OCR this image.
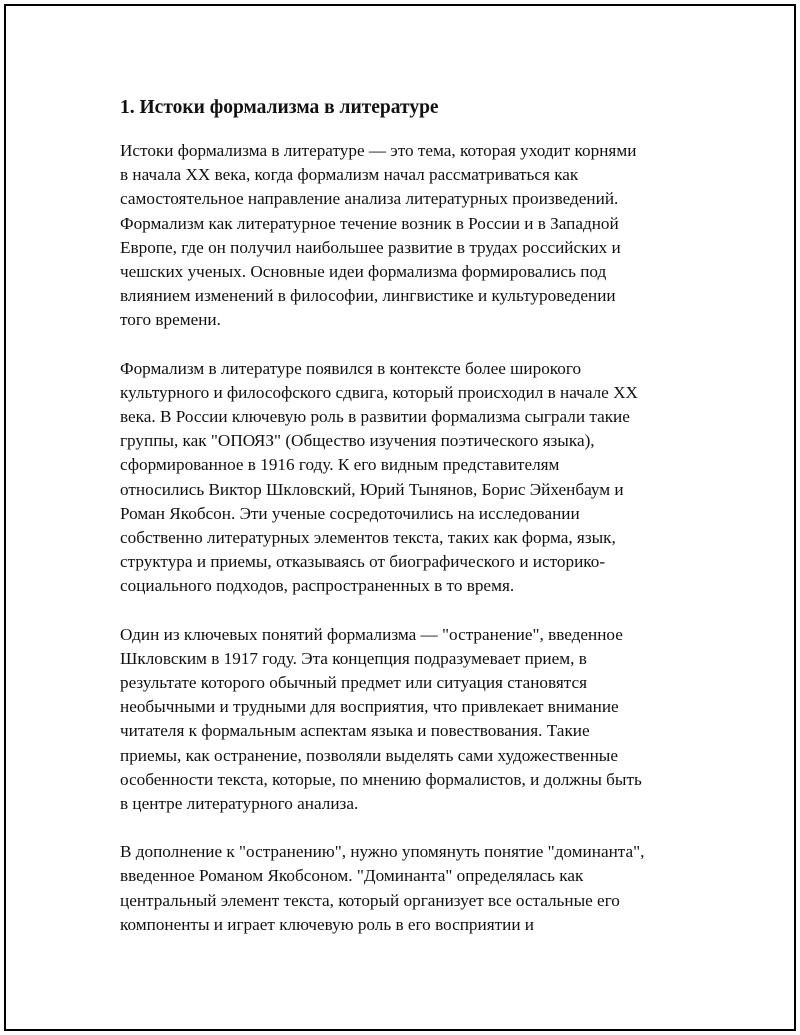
1. Истоки формализма в литературе

Истоки формализма в литературе — это тема, которая уходит корнями
в начала XX века, когда формализм начал рассматриваться как
самостоятельное направление анализа литературных произведений.
Формализм как литературное течение возник в России и в Западной
Европе, где он получил наибольшее развитие в трудах российских и
чешских ученых. Основные идеи формализма формировались под
влиянием изменений в философии, лингвистике и культуроведении
того времени.

Формализм в литературе появился в контексте более широкого
культурного и философского сдвига, который происходил в начале XX
века. В России ключевую роль в развитии формализма сыграли такие
группы, как "ОПОЯЗ" (Общество изучения поэтического языка),
сформированное в 1916 году. К его видным представителям
относились Виктор Шкловский, Юрий Тынянов, Борис Эйхенбаум и
Роман Якобсон. Эти ученые сосредоточились на исследовании
собственно литературных элементов текста, таких как форма, язык,
структура и приемы, отказываясь от биографического и историко-
социального подходов, распространенных в то время.

Один из ключевых понятий формализма — "остранение", введенное
Шкловским в 1917 году. Эта концепция подразумевает прием, в
результате которого обычный предмет или ситуация становятся
необычными и трудными для восприятия, что привлекает внимание
читателя к формальным аспектам языка и повествования. Такие
приемы, как остранение, позволяли выделять сами художественные
особенности текста, которые, по мнению формалистов, и должны быть
в центре литературного анализа.

В дополнение к "остранению", нужно упомянуть понятие "доминанта",
введенное Романом Якобсоном. "Доминанта" определялась как
центральный элемент текста, который организует все остальные его
компоненты и играет ключевую роль в его восприятии и
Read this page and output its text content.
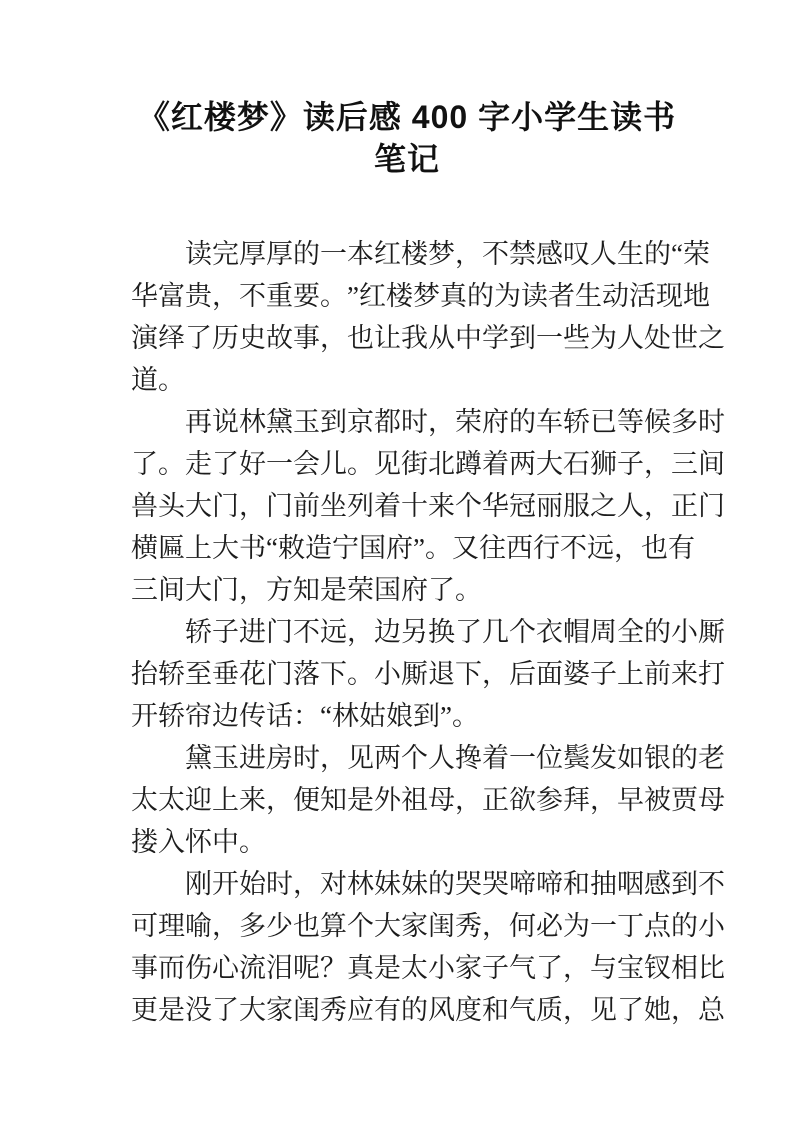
《红楼梦》读后感 400 字小学生读书
笔记
读 完 厚 厚 的 一 本 红 楼 梦 ， 不 禁 感 叹 人 生 的 “ 荣
华 富 贵 ， 不 重 要 。 ” 红 楼 梦 真 的 为 读 者 生 动 活 现 地
演 绎 了 历 史 故 事 ， 也 让 我 从 中 学 到 一 些 为 人 处 世 之
道。
再 说 林 黛 玉 到 京 都 时 ， 荣 府 的 车 轿 已 等 候 多 时
了 。 走 了 好 一 会 儿 。 见 街 北 蹲 着 两 大 石 狮 子 ， 三 间
兽 头 大 门 ， 门 前 坐 列 着 十 来 个 华 冠 丽 服 之 人 ， 正 门
横 匾 上 大 书 “ 敕 造 宁 国 府 ” 。 又 往 西 行 不 远 ， 也 有
三间大门，方知是荣国府了。
轿 子 进 门 不 远 ， 边 另 换 了 几 个 衣 帽 周 全 的 小 厮
抬 轿 至 垂 花 门 落 下 。 小 厮 退 下 ， 后 面 婆 子 上 前 来 打
开轿帘边传话：“林姑娘到”。
黛 玉 进 房 时 ， 见 两 个 人 搀 着 一 位 鬓 发 如 银 的 老
太 太 迎 上 来 ， 便 知 是 外 祖 母 ， 正 欲 参 拜 ， 早 被 贾 母
搂入怀中。
刚 开 始 时 ， 对 林 妹 妹 的 哭 哭 啼 啼 和 抽 咽 感 到 不
可 理 喻 ， 多 少 也 算 个 大 家 闺 秀 ， 何 必 为 一 丁 点 的 小
事 而 伤 心 流 泪 呢 ？ 真 是 太 小 家 子 气 了 ， 与 宝 钗 相 比
更 是 没 了 大 家 闺 秀 应 有 的 风 度 和 气 质 ， 见 了 她 ， 总
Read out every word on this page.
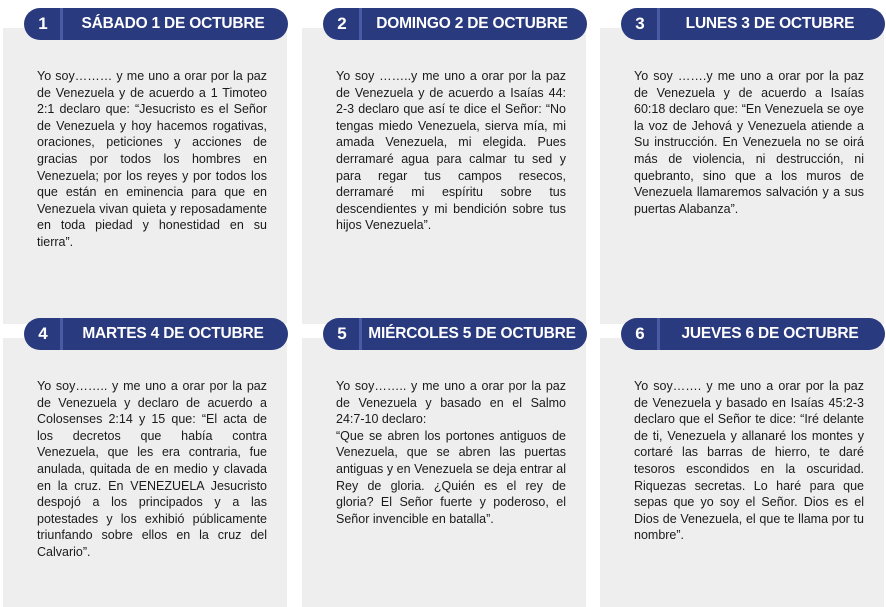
1	SÁBADO 1 DE OCTUBRE
Yo soy……… y me uno a orar por la paz de Venezuela y de acuerdo a 1 Timoteo 2:1 declaro que: “Jesucristo es el Señor de Venezuela y hoy hacemos rogativas, oraciones, peticiones y acciones de gracias por todos los hombres en Venezuela; por los reyes y por todos los que están en eminencia para que en Venezuela vivan quieta y reposadamente en toda piedad y honestidad en su tierra”.
2	DOMINGO 2 DE OCTUBRE
Yo soy ……..y me uno a orar por la paz de Venezuela y de acuerdo a Isaías 44: 2-3 declaro que así te dice el Señor: “No tengas miedo Venezuela, sierva mía, mi amada Venezuela, mi elegida. Pues derramaré agua para calmar tu sed y para regar tus campos resecos, derramaré mi espíritu sobre tus descendientes y mi bendición sobre tus hijos Venezuela”.
3	LUNES 3 DE OCTUBRE
Yo soy …….y me uno a orar por la paz de Venezuela y de acuerdo a Isaías 60:18 declaro que: “En Venezuela se oye la voz de Jehová y Venezuela atiende a Su instrucción. En Venezuela no se oirá más de violencia, ni destrucción, ni quebranto, sino que a los muros de Venezuela llamaremos salvación y a sus puertas Alabanza”.
4	MARTES 4 DE OCTUBRE
Yo soy…….. y me uno a orar por la paz de Venezuela y declaro de acuerdo a Colosenses 2:14 y 15 que: “El acta de los decretos que había contra Venezuela, que les era contraria, fue anulada, quitada de en medio y clavada en la cruz. En VENEZUELA Jesucristo despojó a los principados y a las potestades y los exhibió públicamente triunfando sobre ellos en la cruz del Calvario”.
5	MIÉRCOLES 5 DE OCTUBRE
Yo soy…….. y me uno a orar por la paz de Venezuela y basado en el Salmo 24:7-10 declaro:
“Que se abren los portones antiguos de Venezuela, que se abren las puertas antiguas y en Venezuela se deja entrar al Rey de gloria. ¿Quién es el rey de gloria? El Señor fuerte y poderoso, el Señor invencible en batalla”.
6	JUEVES 6 DE OCTUBRE
Yo soy……. y me uno a orar por la paz de Venezuela y basado en Isaías 45:2-3 declaro que el Señor te dice: “Iré delante de ti, Venezuela y allanaré los montes y cortaré las barras de hierro, te daré tesoros escondidos en la oscuridad. Riquezas secretas. Lo haré para que sepas que yo soy el Señor. Dios es el Dios de Venezuela, el que te llama por tu nombre”.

→ Your task
All the material shown above is to be copied exactly, with no pictures carried over.

→ Output of the task
OCR this image.
1. Истоки формализма в литературе

Истоки формализма в литературе — это тема, которая уходит корнями
в начала XX века, когда формализм начал рассматриваться как
самостоятельное направление анализа литературных произведений.
Формализм как литературное течение возник в России и в Западной
Европе, где он получил наибольшее развитие в трудах российских и
чешских ученых. Основные идеи формализма формировались под
влиянием изменений в философии, лингвистике и культуроведении
того времени.

Формализм в литературе появился в контексте более широкого
культурного и философского сдвига, который происходил в начале XX
века. В России ключевую роль в развитии формализма сыграли такие
группы, как "ОПОЯЗ" (Общество изучения поэтического языка),
сформированное в 1916 году. К его видным представителям
относились Виктор Шкловский, Юрий Тынянов, Борис Эйхенбаум и
Роман Якобсон. Эти ученые сосредоточились на исследовании
собственно литературных элементов текста, таких как форма, язык,
структура и приемы, отказываясь от биографического и историко-
социального подходов, распространенных в то время.

Один из ключевых понятий формализма — "остранение", введенное
Шкловским в 1917 году. Эта концепция подразумевает прием, в
результате которого обычный предмет или ситуация становятся
необычными и трудными для восприятия, что привлекает внимание
читателя к формальным аспектам языка и повествования. Такие
приемы, как остранение, позволяли выделять сами художественные
особенности текста, которые, по мнению формалистов, и должны быть
в центре литературного анализа.

В дополнение к "остранению", нужно упомянуть понятие "доминанта",
введенное Романом Якобсоном. "Доминанта" определялась как
центральный элемент текста, который организует все остальные его
компоненты и играет ключевую роль в его восприятии и
Read this page and output its text content.
《红楼梦》读后感 400 字小学生读书
笔记
读 完 厚 厚 的 一 本 红 楼 梦 ， 不 禁 感 叹 人 生 的 “ 荣
华 富 贵 ， 不 重 要 。 ” 红 楼 梦 真 的 为 读 者 生 动 活 现 地
演 绎 了 历 史 故 事 ， 也 让 我 从 中 学 到 一 些 为 人 处 世 之
道。
再 说 林 黛 玉 到 京 都 时 ， 荣 府 的 车 轿 已 等 候 多 时
了 。 走 了 好 一 会 儿 。 见 街 北 蹲 着 两 大 石 狮 子 ， 三 间
兽 头 大 门 ， 门 前 坐 列 着 十 来 个 华 冠 丽 服 之 人 ， 正 门
横 匾 上 大 书 “ 敕 造 宁 国 府 ” 。 又 往 西 行 不 远 ， 也 有
三间大门，方知是荣国府了。
轿 子 进 门 不 远 ， 边 另 换 了 几 个 衣 帽 周 全 的 小 厮
抬 轿 至 垂 花 门 落 下 。 小 厮 退 下 ， 后 面 婆 子 上 前 来 打
开轿帘边传话：“林姑娘到”。
黛 玉 进 房 时 ， 见 两 个 人 搀 着 一 位 鬓 发 如 银 的 老
太 太 迎 上 来 ， 便 知 是 外 祖 母 ， 正 欲 参 拜 ， 早 被 贾 母
搂入怀中。
刚 开 始 时 ， 对 林 妹 妹 的 哭 哭 啼 啼 和 抽 咽 感 到 不
可 理 喻 ， 多 少 也 算 个 大 家 闺 秀 ， 何 必 为 一 丁 点 的 小
事 而 伤 心 流 泪 呢 ？ 真 是 太 小 家 子 气 了 ， 与 宝 钗 相 比
更 是 没 了 大 家 闺 秀 应 有 的 风 度 和 气 质 ， 见 了 她 ， 总
Read out every word on this page.
1	SÁBADO 1 DE OCTUBRE
Yo soy……… y me uno a orar por la paz de Venezuela y de acuerdo a 1 Timoteo 2:1 declaro que: “Jesucristo es el Señor de Venezuela y hoy hacemos rogativas, oraciones, peticiones y acciones de gracias por todos los hombres en Venezuela; por los reyes y por todos los que están en eminencia para que en Venezuela vivan quieta y reposadamente en toda piedad y honestidad en su tierra”.
2	DOMINGO 2 DE OCTUBRE
Yo soy ……..y me uno a orar por la paz de Venezuela y de acuerdo a Isaías 44: 2-3 declaro que así te dice el Señor: “No tengas miedo Venezuela, sierva mía, mi amada Venezuela, mi elegida. Pues derramaré agua para calmar tu sed y para regar tus campos resecos, derramaré mi espíritu sobre tus descendientes y mi bendición sobre tus hijos Venezuela”.
3	LUNES 3 DE OCTUBRE
Yo soy …….y me uno a orar por la paz de Venezuela y de acuerdo a Isaías 60:18 declaro que: “En Venezuela se oye la voz de Jehová y Venezuela atiende a Su instrucción. En Venezuela no se oirá más de violencia, ni destrucción, ni quebranto, sino que a los muros de Venezuela llamaremos salvación y a sus puertas Alabanza”.
4	MARTES 4 DE OCTUBRE
Yo soy…….. y me uno a orar por la paz de Venezuela y declaro de acuerdo a Colosenses 2:14 y 15 que: “El acta de los decretos que había contra Venezuela, que les era contraria, fue anulada, quitada de en medio y clavada en la cruz. En VENEZUELA Jesucristo despojó a los principados y a las potestades y los exhibió públicamente triunfando sobre ellos en la cruz del Calvario”.
5	MIÉRCOLES 5 DE OCTUBRE
Yo soy…….. y me uno a orar por la paz de Venezuela y basado en el Salmo 24:7-10 declaro:
“Que se abren los portones antiguos de Venezuela, que se abren las puertas antiguas y en Venezuela se deja entrar al Rey de gloria. ¿Quién es el rey de gloria? El Señor fuerte y poderoso, el Señor invencible en batalla”.
6	JUEVES 6 DE OCTUBRE
Yo soy……. y me uno a orar por la paz de Venezuela y basado en Isaías 45:2-3 declaro que el Señor te dice: “Iré delante de ti, Venezuela y allanaré los montes y cortaré las barras de hierro, te daré tesoros escondidos en la oscuridad. Riquezas secretas. Lo haré para que sepas que yo soy el Señor. Dios es el Dios de Venezuela, el que te llama por tu nombre”.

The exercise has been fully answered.